YOUR INSTRUCTIONS
Return all lines from the listing below in which the string "total" occurs.

(Records that describe figures)
══════════
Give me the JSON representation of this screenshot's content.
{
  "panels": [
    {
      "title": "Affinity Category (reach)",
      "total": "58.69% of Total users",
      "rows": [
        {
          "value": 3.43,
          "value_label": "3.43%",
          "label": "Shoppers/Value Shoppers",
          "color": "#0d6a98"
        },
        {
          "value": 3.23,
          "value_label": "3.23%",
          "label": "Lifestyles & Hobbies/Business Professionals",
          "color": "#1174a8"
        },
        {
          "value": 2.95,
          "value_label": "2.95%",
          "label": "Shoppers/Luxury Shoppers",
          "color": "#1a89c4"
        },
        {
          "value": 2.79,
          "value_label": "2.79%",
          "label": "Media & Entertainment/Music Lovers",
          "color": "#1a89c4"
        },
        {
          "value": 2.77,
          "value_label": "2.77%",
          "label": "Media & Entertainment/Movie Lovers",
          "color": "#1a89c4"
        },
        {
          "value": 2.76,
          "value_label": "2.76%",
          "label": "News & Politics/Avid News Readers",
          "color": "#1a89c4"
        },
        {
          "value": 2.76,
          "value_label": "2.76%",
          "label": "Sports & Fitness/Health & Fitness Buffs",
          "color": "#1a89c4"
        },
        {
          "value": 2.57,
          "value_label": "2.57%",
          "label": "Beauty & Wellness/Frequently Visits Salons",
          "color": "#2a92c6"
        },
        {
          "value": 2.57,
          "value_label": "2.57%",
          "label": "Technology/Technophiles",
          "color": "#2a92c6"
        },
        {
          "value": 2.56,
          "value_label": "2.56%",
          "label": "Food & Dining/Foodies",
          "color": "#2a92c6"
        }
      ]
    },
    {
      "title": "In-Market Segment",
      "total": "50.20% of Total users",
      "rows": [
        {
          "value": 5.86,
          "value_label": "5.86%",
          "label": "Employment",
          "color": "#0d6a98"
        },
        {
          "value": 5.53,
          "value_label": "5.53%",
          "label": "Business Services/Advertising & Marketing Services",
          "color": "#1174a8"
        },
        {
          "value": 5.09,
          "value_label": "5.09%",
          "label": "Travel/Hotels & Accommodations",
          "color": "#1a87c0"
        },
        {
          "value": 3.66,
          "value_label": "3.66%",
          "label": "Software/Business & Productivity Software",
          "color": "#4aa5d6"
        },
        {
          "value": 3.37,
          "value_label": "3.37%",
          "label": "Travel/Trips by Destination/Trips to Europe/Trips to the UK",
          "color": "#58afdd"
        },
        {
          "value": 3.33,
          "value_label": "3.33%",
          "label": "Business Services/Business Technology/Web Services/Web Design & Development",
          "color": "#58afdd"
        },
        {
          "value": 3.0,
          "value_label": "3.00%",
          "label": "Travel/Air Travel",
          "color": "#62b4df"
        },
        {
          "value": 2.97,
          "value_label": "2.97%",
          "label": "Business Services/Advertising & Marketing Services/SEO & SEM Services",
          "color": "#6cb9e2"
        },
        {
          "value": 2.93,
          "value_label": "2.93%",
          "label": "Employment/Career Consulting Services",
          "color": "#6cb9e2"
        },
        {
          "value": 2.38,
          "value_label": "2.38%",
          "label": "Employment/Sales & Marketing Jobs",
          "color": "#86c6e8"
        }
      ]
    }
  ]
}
══════════
WRITTEN ANSWER
      "total": "58.69% of Total users",
      "total": "50.20% of Total users",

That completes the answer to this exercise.